» **WHAT IS ASKED**
Write out each record below exactly as it appears, with no pictures.

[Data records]
[BEGIN]

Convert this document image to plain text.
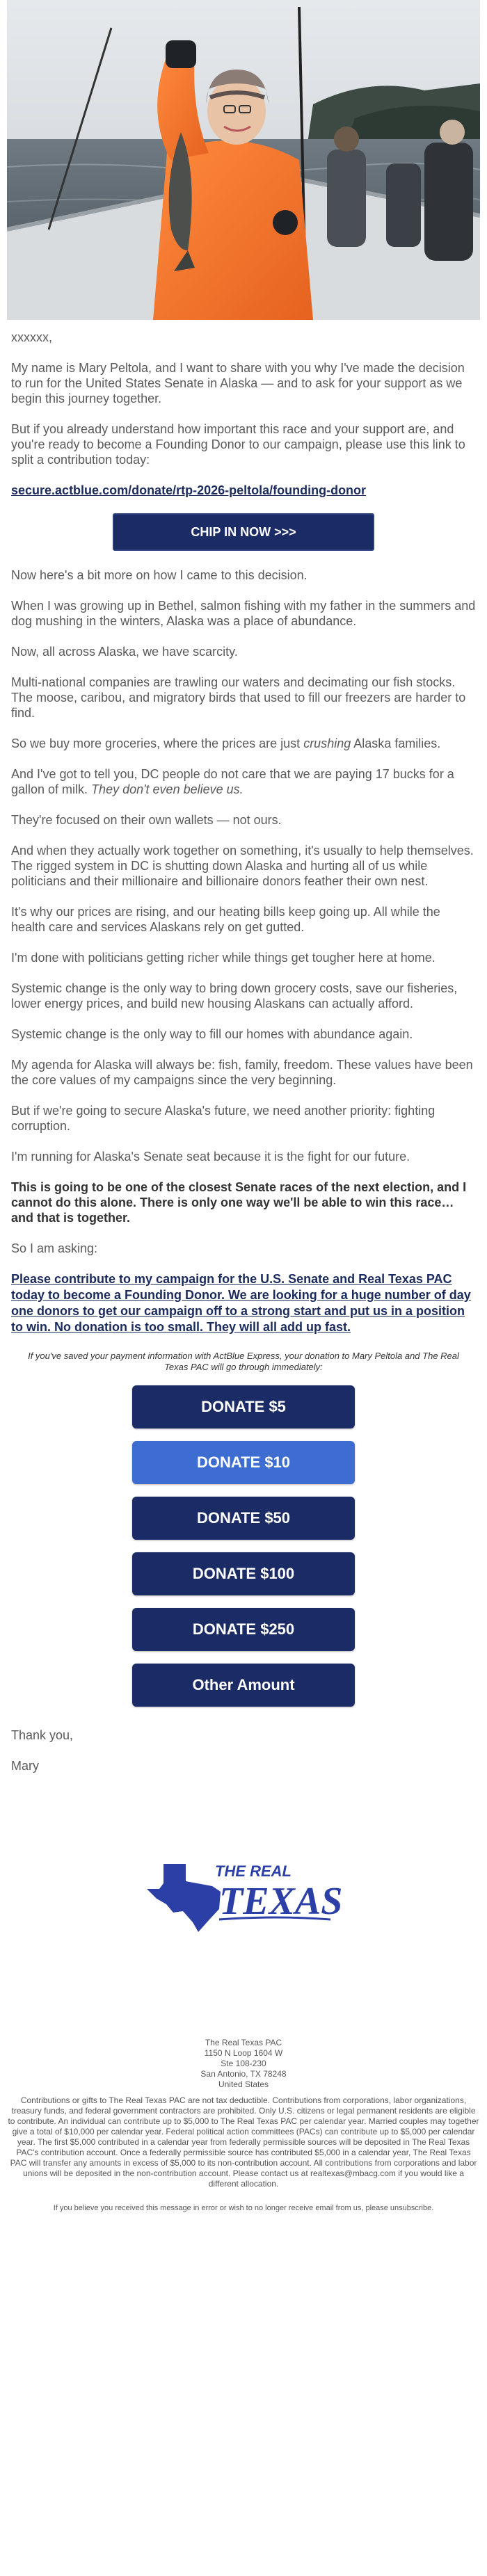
xxxxxx,

My name is Mary Peltola, and I want to share with you why I've made the decision to run for the United States Senate in Alaska — and to ask for your support as we begin this journey together.

But if you already understand how important this race and your support are, and you're ready to become a Founding Donor to our campaign, please use this link to split a contribution today:

secure.actblue.com/donate/rtp-2026-peltola/founding-donor

CHIP IN NOW >>>

Now here's a bit more on how I came to this decision.

When I was growing up in Bethel, salmon fishing with my father in the summers and dog mushing in the winters, Alaska was a place of abundance.

Now, all across Alaska, we have scarcity.

Multi-national companies are trawling our waters and decimating our fish stocks. The moose, caribou, and migratory birds that used to fill our freezers are harder to find.

So we buy more groceries, where the prices are just crushing Alaska families.

And I've got to tell you, DC people do not care that we are paying 17 bucks for a gallon of milk. They don't even believe us.

They're focused on their own wallets — not ours.

And when they actually work together on something, it's usually to help themselves. The rigged system in DC is shutting down Alaska and hurting all of us while politicians and their millionaire and billionaire donors feather their own nest.

It's why our prices are rising, and our heating bills keep going up. All while the health care and services Alaskans rely on get gutted.

I'm done with politicians getting richer while things get tougher here at home.

Systemic change is the only way to bring down grocery costs, save our fisheries, lower energy prices, and build new housing Alaskans can actually afford.

Systemic change is the only way to fill our homes with abundance again.

My agenda for Alaska will always be: fish, family, freedom. These values have been the core values of my campaigns since the very beginning.

But if we're going to secure Alaska's future, we need another priority: fighting corruption.

I'm running for Alaska's Senate seat because it is the fight for our future.

This is going to be one of the closest Senate races of the next election, and I cannot do this alone. There is only one way we'll be able to win this race… and that is together.

So I am asking:

Please contribute to my campaign for the U.S. Senate and Real Texas PAC today to become a Founding Donor. We are looking for a huge number of day one donors to get our campaign off to a strong start and put us in a position to win. No donation is too small. They will all add up fast.

If you've saved your payment information with ActBlue Express, your donation to Mary Peltola and The Real Texas PAC will go through immediately:

DONATE $5
DONATE $10
DONATE $50
DONATE $100
DONATE $250
Other Amount

Thank you,

Mary

THE REAL
TEXAS
The Real Texas PAC
1150 N Loop 1604 W
Ste 108-230
San Antonio, TX 78248
United States
Contributions or gifts to The Real Texas PAC are not tax deductible. Contributions from corporations, labor organizations, treasury funds, and federal government contractors are prohibited. Only U.S. citizens or legal permanent residents are eligible to contribute. An individual can contribute up to $5,000 to The Real Texas PAC per calendar year. Married couples may together give a total of $10,000 per calendar year. Federal political action committees (PACs) can contribute up to $5,000 per calendar year. The first $5,000 contributed in a calendar year from federally permissible sources will be deposited in The Real Texas PAC's contribution account. Once a federally permissible source has contributed $5,000 in a calendar year, The Real Texas PAC will transfer any amounts in excess of $5,000 to its non-contribution account. All contributions from corporations and labor unions will be deposited in the non-contribution account. Please contact us at realtexas@mbacg.com if you would like a different allocation.
If you believe you received this message in error or wish to no longer receive email from us, please unsubscribe.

[END]

» **THE RESPONSE**
Convert this document image to plain text.
xxxxxx,

My name is Mary Peltola, and I want to share with you why I've made the decision to run for the United States Senate in Alaska — and to ask for your support as we begin this journey together.

But if you already understand how important this race and your support are, and you're ready to become a Founding Donor to our campaign, please use this link to split a contribution today:

secure.actblue.com/donate/rtp-2026-peltola/founding-donor

CHIP IN NOW >>>

Now here's a bit more on how I came to this decision.

When I was growing up in Bethel, salmon fishing with my father in the summers and dog mushing in the winters, Alaska was a place of abundance.

Now, all across Alaska, we have scarcity.

Multi-national companies are trawling our waters and decimating our fish stocks. The moose, caribou, and migratory birds that used to fill our freezers are harder to find.

So we buy more groceries, where the prices are just crushing Alaska families.

And I've got to tell you, DC people do not care that we are paying 17 bucks for a gallon of milk. They don't even believe us.

They're focused on their own wallets — not ours.

And when they actually work together on something, it's usually to help themselves. The rigged system in DC is shutting down Alaska and hurting all of us while politicians and their millionaire and billionaire donors feather their own nest.

It's why our prices are rising, and our heating bills keep going up. All while the health care and services Alaskans rely on get gutted.

I'm done with politicians getting richer while things get tougher here at home.

Systemic change is the only way to bring down grocery costs, save our fisheries, lower energy prices, and build new housing Alaskans can actually afford.

Systemic change is the only way to fill our homes with abundance again.

My agenda for Alaska will always be: fish, family, freedom. These values have been the core values of my campaigns since the very beginning.

But if we're going to secure Alaska's future, we need another priority: fighting corruption.

I'm running for Alaska's Senate seat because it is the fight for our future.

This is going to be one of the closest Senate races of the next election, and I cannot do this alone. There is only one way we'll be able to win this race… and that is together.

So I am asking:

Please contribute to my campaign for the U.S. Senate and Real Texas PAC today to become a Founding Donor. We are looking for a huge number of day one donors to get our campaign off to a strong start and put us in a position to win. No donation is too small. They will all add up fast.

If you've saved your payment information with ActBlue Express, your donation to Mary Peltola and The Real Texas PAC will go through immediately:

DONATE $5
DONATE $10
DONATE $50
DONATE $100
DONATE $250
Other Amount

Thank you,

Mary

THE REAL
TEXAS
The Real Texas PAC
1150 N Loop 1604 W
Ste 108-230
San Antonio, TX 78248
United States
Contributions or gifts to The Real Texas PAC are not tax deductible. Contributions from corporations, labor organizations, treasury funds, and federal government contractors are prohibited. Only U.S. citizens or legal permanent residents are eligible to contribute. An individual can contribute up to $5,000 to The Real Texas PAC per calendar year. Married couples may together give a total of $10,000 per calendar year. Federal political action committees (PACs) can contribute up to $5,000 per calendar year. The first $5,000 contributed in a calendar year from federally permissible sources will be deposited in The Real Texas PAC's contribution account. Once a federally permissible source has contributed $5,000 in a calendar year, The Real Texas PAC will transfer any amounts in excess of $5,000 to its non-contribution account. All contributions from corporations and labor unions will be deposited in the non-contribution account. Please contact us at realtexas@mbacg.com if you would like a different allocation.
If you believe you received this message in error or wish to no longer receive email from us, please unsubscribe.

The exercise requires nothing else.